Your task:
Copy every entry below, exactly and in full.

Records from a dataset:
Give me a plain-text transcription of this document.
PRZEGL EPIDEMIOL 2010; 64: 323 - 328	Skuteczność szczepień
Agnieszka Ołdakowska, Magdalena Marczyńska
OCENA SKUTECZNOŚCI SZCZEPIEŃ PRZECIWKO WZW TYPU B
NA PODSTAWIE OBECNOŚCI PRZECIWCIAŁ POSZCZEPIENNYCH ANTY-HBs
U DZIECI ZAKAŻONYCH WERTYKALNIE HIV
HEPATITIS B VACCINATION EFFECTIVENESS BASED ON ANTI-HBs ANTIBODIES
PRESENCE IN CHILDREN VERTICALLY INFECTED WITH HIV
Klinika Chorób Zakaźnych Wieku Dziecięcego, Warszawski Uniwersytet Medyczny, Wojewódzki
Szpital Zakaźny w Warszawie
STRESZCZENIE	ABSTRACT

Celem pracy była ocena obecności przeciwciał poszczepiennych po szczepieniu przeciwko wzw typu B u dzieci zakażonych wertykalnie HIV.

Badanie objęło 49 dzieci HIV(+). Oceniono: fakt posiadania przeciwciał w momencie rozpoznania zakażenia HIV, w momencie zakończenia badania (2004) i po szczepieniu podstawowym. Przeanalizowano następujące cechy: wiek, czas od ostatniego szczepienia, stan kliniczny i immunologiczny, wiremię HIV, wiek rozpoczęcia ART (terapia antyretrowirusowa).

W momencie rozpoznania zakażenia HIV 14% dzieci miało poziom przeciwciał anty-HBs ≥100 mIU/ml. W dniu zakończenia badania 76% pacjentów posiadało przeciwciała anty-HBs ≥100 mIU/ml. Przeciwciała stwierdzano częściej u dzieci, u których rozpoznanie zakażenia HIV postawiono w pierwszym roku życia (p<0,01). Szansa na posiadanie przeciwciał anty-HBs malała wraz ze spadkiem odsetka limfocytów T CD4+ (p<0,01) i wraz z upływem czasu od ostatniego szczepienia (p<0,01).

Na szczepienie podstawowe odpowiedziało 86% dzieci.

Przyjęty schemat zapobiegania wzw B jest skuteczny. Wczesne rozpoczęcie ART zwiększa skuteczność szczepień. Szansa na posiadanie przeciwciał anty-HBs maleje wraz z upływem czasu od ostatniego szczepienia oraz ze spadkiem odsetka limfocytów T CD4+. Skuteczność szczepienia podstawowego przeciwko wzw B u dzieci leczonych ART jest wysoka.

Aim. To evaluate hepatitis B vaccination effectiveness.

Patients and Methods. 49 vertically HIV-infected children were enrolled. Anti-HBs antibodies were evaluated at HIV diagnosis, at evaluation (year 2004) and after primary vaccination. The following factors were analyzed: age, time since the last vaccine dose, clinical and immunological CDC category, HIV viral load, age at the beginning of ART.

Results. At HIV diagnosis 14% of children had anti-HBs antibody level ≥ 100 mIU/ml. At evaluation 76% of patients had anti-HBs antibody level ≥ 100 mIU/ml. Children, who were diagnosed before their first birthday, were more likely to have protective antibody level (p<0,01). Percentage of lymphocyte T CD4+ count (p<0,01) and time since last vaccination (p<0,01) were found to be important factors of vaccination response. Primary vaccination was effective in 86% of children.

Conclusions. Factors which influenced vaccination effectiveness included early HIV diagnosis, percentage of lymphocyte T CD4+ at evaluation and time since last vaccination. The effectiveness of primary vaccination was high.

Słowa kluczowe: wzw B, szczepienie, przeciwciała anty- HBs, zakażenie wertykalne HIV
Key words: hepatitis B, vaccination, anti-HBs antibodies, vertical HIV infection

Your solution:
Give me a plain-text transcription of this document.
PRZEGL EPIDEMIOL 2010; 64: 323 - 328	Skuteczność szczepień
Agnieszka Ołdakowska, Magdalena Marczyńska
OCENA SKUTECZNOŚCI SZCZEPIEŃ PRZECIWKO WZW TYPU B
NA PODSTAWIE OBECNOŚCI PRZECIWCIAŁ POSZCZEPIENNYCH ANTY-HBs
U DZIECI ZAKAŻONYCH WERTYKALNIE HIV
HEPATITIS B VACCINATION EFFECTIVENESS BASED ON ANTI-HBs ANTIBODIES
PRESENCE IN CHILDREN VERTICALLY INFECTED WITH HIV
Klinika Chorób Zakaźnych Wieku Dziecięcego, Warszawski Uniwersytet Medyczny, Wojewódzki
Szpital Zakaźny w Warszawie
STRESZCZENIE	ABSTRACT

Celem pracy była ocena obecności przeciwciał poszczepiennych po szczepieniu przeciwko wzw typu B u dzieci zakażonych wertykalnie HIV.

Badanie objęło 49 dzieci HIV(+). Oceniono: fakt posiadania przeciwciał w momencie rozpoznania zakażenia HIV, w momencie zakończenia badania (2004) i po szczepieniu podstawowym. Przeanalizowano następujące cechy: wiek, czas od ostatniego szczepienia, stan kliniczny i immunologiczny, wiremię HIV, wiek rozpoczęcia ART (terapia antyretrowirusowa).

W momencie rozpoznania zakażenia HIV 14% dzieci miało poziom przeciwciał anty-HBs ≥100 mIU/ml. W dniu zakończenia badania 76% pacjentów posiadało przeciwciała anty-HBs ≥100 mIU/ml. Przeciwciała stwierdzano częściej u dzieci, u których rozpoznanie zakażenia HIV postawiono w pierwszym roku życia (p<0,01). Szansa na posiadanie przeciwciał anty-HBs malała wraz ze spadkiem odsetka limfocytów T CD4+ (p<0,01) i wraz z upływem czasu od ostatniego szczepienia (p<0,01).

Na szczepienie podstawowe odpowiedziało 86% dzieci.

Przyjęty schemat zapobiegania wzw B jest skuteczny. Wczesne rozpoczęcie ART zwiększa skuteczność szczepień. Szansa na posiadanie przeciwciał anty-HBs maleje wraz z upływem czasu od ostatniego szczepienia oraz ze spadkiem odsetka limfocytów T CD4+. Skuteczność szczepienia podstawowego przeciwko wzw B u dzieci leczonych ART jest wysoka.

Aim. To evaluate hepatitis B vaccination effectiveness.

Patients and Methods. 49 vertically HIV-infected children were enrolled. Anti-HBs antibodies were evaluated at HIV diagnosis, at evaluation (year 2004) and after primary vaccination. The following factors were analyzed: age, time since the last vaccine dose, clinical and immunological CDC category, HIV viral load, age at the beginning of ART.

Results. At HIV diagnosis 14% of children had anti-HBs antibody level ≥ 100 mIU/ml. At evaluation 76% of patients had anti-HBs antibody level ≥ 100 mIU/ml. Children, who were diagnosed before their first birthday, were more likely to have protective antibody level (p<0,01). Percentage of lymphocyte T CD4+ count (p<0,01) and time since last vaccination (p<0,01) were found to be important factors of vaccination response. Primary vaccination was effective in 86% of children.

Conclusions. Factors which influenced vaccination effectiveness included early HIV diagnosis, percentage of lymphocyte T CD4+ at evaluation and time since last vaccination. The effectiveness of primary vaccination was high.

Słowa kluczowe: wzw B, szczepienie, przeciwciała anty- HBs, zakażenie wertykalne HIV
Key words: hepatitis B, vaccination, anti-HBs antibodies, vertical HIV infection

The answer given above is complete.